SET TASK: Look through the lines below and extract any with the word "Bilens".

RECORDS SUPPLIED:
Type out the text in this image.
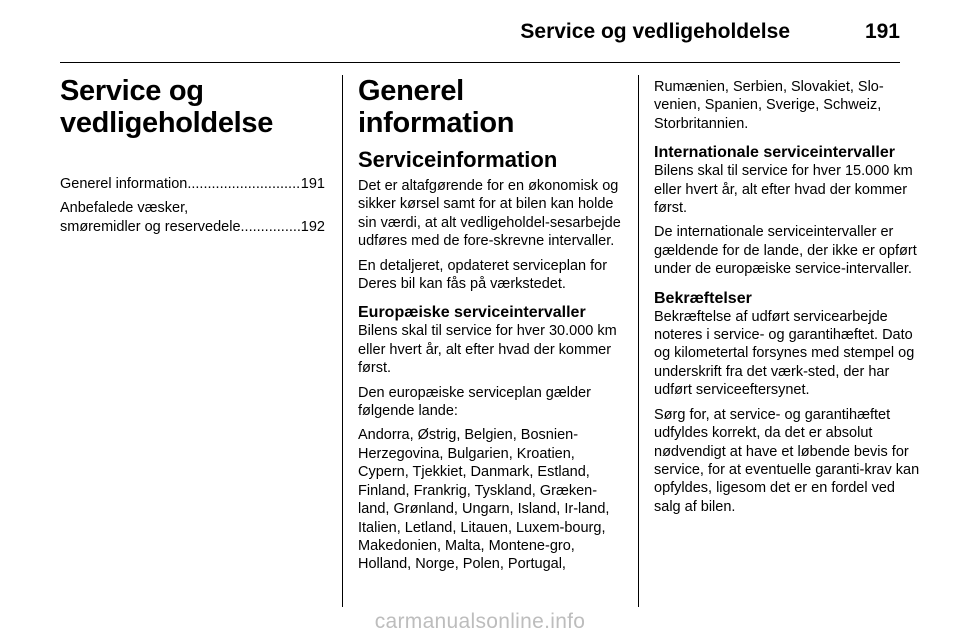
Service og vedligeholdelse	191
Service og
vedligeholdelse
Generel information .....	191
Anbefalede væsker,
smøremidler og reservedele .....	192
Generel information
Serviceinformation

Det er altafgørende for en økonomisk og sikker kørsel samt for at bilen kan holde sin værdi, at alt vedligeholdel-sesarbejde udføres med de fore-skrevne intervaller.

En detaljeret, opdateret serviceplan for Deres bil kan fås på værkstedet.

Europæiske serviceintervaller

Bilens skal til service for hver 30.000 km eller hvert år, alt efter hvad der kommer først.

Den europæiske serviceplan gælder følgende lande:

Andorra, Østrig, Belgien, Bosnien-Herzegovina, Bulgarien, Kroatien, Cypern, Tjekkiet, Danmark, Estland, Finland, Frankrig, Tyskland, Græken-land, Grønland, Ungarn, Island, Ir-land, Italien, Letland, Litauen, Luxem-bourg, Makedonien, Malta, Montene-gro, Holland, Norge, Polen, Portugal,

Rumænien, Serbien, Slovakiet, Slo-venien, Spanien, Sverige, Schweiz, Storbritannien.

Internationale serviceintervaller

Bilens skal til service for hver 15.000 km eller hvert år, alt efter hvad der kommer først.

De internationale serviceintervaller er gældende for de lande, der ikke er opført under de europæiske service-intervaller.

Bekræftelser

Bekræftelse af udført servicearbejde noteres i service- og garantihæftet. Dato og kilometertal forsynes med stempel og underskrift fra det værk-sted, der har udført serviceeftersynet.

Sørg for, at service- og garantihæftet udfyldes korrekt, da det er absolut nødvendigt at have et løbende bevis for service, for at eventuelle garanti-krav kan opfyldes, ligesom det er en fordel ved salg af bilen.

carmanualsonline.info
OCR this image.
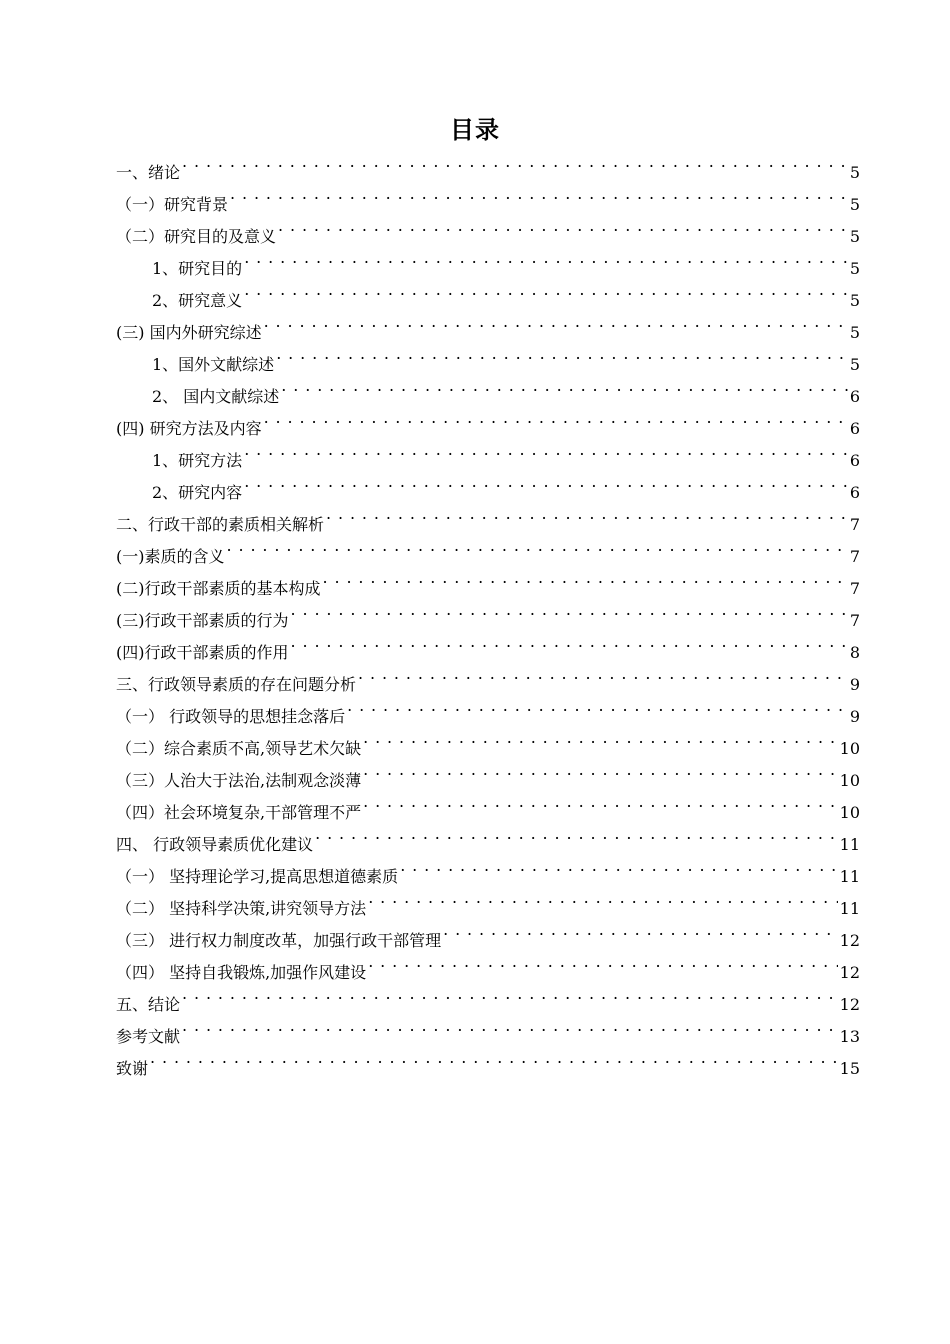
目录
一、绪论 . . .	5
（一）研究背景 . . .	5
（二）研究目的及意义 . . .	5
1、研究目的 . . .	5
2、研究意义 . . .	5
(三) 国内外研究综述 . . .	5
1、国外文献综述 . . .	5
2、 国内文献综述 . . .	6
(四) 研究方法及内容 . . .	6
1、研究方法 . . .	6
2、研究内容 . . .	6
二、行政干部的素质相关解析 . . .	7
(一)素质的含义 . . .	7
(二)行政干部素质的基本构成 . . .	7
(三)行政干部素质的行为 . . .	7
(四)行政干部素质的作用 . . .	8
三、行政领导素质的存在问题分析 . . .	9
（一） 行政领导的思想挂念落后 . . .	9
（二）综合素质不高,领导艺术欠缺 . . .	10
（三）人治大于法治,法制观念淡薄 . . .	10
（四）社会环境复杂,干部管理不严 . . .	10
四、 行政领导素质优化建议 . . .	11
（一） 坚持理论学习,提高思想道德素质 . . .	11
（二） 坚持科学决策,讲究领导方法 . . .	11
（三） 进行权力制度改革，加强行政干部管理 . . .	12
（四） 坚持自我锻炼,加强作风建设 . . .	12
五、结论 . . .	12
参考文献 . . .	13
致谢 . . .	15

RESULT OF THIS EXERCISE:
Bilens skal til service for hver 30.000 km eller hvert år, alt efter hvad der kommer først.
Bilens skal til service for hver 15.000 km eller hvert år, alt efter hvad der kommer først.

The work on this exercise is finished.